Work required:
Scan the records for the word "true". Copy each line that includes it.

▼

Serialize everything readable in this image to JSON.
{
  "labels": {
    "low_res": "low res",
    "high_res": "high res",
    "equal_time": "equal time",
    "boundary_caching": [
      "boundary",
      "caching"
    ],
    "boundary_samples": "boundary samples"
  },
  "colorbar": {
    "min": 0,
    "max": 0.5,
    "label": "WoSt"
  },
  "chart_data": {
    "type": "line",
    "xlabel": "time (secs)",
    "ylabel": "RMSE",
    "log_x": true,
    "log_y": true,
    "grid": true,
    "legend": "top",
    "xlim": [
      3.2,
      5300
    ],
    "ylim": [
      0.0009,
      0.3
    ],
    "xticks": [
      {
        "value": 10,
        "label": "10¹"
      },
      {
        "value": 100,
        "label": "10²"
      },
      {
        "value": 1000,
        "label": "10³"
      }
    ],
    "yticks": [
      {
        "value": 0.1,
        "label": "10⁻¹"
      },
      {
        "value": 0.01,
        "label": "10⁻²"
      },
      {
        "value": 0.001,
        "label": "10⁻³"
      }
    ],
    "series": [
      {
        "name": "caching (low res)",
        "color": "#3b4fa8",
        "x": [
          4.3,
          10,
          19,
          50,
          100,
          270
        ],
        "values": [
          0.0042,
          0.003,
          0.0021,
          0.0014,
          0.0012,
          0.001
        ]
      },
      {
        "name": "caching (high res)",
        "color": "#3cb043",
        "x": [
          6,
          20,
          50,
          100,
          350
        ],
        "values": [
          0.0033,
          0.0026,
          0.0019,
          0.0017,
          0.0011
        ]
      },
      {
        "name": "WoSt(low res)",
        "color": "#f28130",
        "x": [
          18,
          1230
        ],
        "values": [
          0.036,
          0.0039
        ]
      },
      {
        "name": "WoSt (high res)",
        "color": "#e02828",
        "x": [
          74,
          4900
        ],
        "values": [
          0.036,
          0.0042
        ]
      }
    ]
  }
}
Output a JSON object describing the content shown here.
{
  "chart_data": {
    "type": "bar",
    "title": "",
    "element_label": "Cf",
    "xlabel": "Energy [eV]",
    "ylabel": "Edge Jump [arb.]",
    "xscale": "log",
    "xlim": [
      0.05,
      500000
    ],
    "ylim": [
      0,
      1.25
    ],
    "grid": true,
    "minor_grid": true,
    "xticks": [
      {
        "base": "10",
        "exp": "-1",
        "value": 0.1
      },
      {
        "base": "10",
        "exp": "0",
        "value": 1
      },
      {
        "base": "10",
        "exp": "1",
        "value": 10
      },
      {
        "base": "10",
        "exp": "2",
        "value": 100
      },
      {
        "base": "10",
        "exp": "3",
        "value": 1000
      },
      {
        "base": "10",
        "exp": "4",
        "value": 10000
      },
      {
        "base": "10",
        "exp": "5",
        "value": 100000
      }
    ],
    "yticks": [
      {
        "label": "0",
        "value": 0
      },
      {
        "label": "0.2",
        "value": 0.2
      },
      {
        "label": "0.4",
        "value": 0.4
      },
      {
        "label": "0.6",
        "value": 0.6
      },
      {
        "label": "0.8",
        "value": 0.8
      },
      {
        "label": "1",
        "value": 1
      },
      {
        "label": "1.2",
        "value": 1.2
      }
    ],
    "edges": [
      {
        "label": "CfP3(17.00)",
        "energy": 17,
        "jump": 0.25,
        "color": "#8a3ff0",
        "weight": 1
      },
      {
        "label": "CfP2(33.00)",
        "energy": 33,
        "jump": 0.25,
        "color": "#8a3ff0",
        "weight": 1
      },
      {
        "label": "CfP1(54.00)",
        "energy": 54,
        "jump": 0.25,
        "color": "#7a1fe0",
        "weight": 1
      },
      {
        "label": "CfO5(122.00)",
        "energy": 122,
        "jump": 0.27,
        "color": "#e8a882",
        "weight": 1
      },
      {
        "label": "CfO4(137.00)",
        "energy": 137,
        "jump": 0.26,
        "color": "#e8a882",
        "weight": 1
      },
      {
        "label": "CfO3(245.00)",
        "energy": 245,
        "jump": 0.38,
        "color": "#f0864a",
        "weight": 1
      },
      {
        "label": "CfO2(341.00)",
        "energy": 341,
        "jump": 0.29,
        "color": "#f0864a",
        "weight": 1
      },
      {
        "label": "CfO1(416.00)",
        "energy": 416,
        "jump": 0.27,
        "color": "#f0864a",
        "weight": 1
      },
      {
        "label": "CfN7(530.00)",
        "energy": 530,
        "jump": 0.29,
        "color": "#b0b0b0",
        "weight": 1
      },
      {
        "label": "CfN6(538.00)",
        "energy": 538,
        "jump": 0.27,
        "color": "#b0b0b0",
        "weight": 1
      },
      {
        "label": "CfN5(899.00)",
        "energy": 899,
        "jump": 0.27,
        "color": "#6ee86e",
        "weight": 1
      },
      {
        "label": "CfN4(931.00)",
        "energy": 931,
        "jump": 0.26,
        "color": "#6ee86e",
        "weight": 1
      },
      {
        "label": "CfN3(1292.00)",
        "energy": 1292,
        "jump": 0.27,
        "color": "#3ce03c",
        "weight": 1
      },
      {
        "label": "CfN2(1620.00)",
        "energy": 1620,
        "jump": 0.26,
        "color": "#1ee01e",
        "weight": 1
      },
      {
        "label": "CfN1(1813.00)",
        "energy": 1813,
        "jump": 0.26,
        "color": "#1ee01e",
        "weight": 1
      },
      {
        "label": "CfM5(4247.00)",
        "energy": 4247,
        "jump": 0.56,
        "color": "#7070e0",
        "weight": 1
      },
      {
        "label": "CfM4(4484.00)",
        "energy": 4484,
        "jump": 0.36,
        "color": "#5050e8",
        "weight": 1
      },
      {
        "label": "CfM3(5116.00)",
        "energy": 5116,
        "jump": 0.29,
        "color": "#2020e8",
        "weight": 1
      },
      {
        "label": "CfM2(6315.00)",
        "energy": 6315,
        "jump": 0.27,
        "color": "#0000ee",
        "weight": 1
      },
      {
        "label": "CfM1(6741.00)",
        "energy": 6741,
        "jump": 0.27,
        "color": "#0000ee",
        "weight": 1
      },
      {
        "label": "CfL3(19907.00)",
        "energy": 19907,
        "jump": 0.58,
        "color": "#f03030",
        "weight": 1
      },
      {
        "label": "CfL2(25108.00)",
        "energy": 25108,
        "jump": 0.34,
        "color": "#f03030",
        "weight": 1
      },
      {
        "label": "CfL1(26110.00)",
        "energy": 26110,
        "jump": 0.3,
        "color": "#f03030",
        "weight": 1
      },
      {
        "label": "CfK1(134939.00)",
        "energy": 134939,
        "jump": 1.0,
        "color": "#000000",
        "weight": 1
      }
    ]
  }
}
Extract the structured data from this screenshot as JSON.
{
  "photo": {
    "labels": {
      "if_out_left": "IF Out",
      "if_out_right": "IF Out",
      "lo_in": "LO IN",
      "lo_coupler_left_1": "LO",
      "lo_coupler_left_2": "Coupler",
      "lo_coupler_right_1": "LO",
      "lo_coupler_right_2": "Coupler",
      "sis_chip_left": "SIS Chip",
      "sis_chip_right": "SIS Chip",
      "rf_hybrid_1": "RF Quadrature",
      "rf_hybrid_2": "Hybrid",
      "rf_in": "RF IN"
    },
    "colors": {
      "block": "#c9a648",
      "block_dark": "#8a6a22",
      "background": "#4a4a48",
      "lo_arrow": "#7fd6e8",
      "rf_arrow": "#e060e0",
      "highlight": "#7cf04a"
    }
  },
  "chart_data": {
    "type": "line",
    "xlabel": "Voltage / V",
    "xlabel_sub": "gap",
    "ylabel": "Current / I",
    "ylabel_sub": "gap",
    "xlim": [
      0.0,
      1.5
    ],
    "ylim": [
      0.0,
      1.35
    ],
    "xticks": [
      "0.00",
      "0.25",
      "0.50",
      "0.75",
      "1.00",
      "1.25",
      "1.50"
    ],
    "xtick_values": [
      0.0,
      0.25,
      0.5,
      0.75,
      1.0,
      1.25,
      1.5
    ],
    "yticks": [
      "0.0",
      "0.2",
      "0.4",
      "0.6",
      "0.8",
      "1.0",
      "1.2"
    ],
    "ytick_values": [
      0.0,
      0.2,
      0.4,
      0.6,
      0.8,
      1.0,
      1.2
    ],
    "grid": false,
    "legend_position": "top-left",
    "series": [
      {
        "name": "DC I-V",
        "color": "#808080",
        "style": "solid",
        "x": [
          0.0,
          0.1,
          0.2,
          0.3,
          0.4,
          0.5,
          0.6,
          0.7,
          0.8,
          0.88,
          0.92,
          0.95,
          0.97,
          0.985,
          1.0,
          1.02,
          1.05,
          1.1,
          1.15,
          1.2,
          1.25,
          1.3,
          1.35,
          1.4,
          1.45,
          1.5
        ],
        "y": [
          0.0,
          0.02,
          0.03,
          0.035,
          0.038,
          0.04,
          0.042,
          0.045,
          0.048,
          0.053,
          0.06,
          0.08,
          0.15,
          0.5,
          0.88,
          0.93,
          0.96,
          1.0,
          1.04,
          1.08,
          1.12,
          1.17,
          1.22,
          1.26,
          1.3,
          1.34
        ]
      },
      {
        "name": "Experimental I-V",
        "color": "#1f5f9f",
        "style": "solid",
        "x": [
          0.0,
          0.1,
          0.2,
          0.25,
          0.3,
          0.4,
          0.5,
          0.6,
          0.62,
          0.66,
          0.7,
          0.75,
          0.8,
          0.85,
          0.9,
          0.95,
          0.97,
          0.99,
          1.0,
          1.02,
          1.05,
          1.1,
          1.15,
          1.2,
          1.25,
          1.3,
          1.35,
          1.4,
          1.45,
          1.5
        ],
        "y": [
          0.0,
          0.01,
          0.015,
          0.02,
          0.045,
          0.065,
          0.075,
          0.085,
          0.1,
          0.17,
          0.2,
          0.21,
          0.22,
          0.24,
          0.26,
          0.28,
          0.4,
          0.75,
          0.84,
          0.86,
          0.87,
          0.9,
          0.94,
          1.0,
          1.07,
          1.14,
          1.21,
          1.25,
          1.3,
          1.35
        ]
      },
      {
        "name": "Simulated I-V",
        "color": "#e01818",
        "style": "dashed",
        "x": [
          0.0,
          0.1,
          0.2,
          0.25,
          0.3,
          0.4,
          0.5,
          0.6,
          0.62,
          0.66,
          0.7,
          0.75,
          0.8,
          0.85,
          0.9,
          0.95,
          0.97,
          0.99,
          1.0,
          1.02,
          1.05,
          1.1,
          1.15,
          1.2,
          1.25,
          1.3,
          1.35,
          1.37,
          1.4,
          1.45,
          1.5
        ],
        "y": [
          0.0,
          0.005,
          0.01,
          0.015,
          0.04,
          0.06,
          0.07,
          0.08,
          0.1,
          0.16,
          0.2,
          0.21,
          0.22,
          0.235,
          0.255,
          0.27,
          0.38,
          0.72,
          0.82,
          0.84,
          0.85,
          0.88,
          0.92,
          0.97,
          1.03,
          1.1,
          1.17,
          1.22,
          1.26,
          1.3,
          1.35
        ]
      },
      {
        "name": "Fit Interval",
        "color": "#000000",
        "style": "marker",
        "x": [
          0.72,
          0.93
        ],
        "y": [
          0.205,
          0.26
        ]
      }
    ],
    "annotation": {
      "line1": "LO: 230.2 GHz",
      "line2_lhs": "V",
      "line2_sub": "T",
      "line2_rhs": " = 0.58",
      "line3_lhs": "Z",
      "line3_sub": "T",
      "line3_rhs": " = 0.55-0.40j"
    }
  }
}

▲

Solution:
    "log_x": true,
    "log_y": true,
    "grid": true,
    "grid": true,
    "minor_grid": true,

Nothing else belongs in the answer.